Items from a dataset

......

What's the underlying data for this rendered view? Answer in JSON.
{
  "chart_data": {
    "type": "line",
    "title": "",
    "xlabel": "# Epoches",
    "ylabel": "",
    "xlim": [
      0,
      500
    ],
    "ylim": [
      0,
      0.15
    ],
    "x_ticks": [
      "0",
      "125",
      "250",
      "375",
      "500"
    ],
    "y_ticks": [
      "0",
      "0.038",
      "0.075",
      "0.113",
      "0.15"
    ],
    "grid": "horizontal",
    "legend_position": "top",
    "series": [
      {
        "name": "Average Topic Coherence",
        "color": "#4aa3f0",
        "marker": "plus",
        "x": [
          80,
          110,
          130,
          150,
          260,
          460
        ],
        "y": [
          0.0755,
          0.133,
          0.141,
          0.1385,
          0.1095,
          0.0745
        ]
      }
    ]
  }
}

......

DIRECTIVE:
Take the entries and copy them out exactly.

TASK RESULT:
What's the underlying data for this rendered view? Answer in JSON.
{
  "chart_data": {
    "type": "line",
    "title": "",
    "xlabel": "# Epoches",
    "ylabel": "",
    "xlim": [
      0,
      500
    ],
    "ylim": [
      0,
      0.15
    ],
    "x_ticks": [
      "0",
      "125",
      "250",
      "375",
      "500"
    ],
    "y_ticks": [
      "0",
      "0.038",
      "0.075",
      "0.113",
      "0.15"
    ],
    "grid": "horizontal",
    "legend_position": "top",
    "series": [
      {
        "name": "Average Topic Coherence",
        "color": "#4aa3f0",
        "marker": "plus",
        "x": [
          80,
          110,
          130,
          150,
          260,
          460
        ],
        "y": [
          0.0755,
          0.133,
          0.141,
          0.1385,
          0.1095,
          0.0745
        ]
      }
    ]
  }
}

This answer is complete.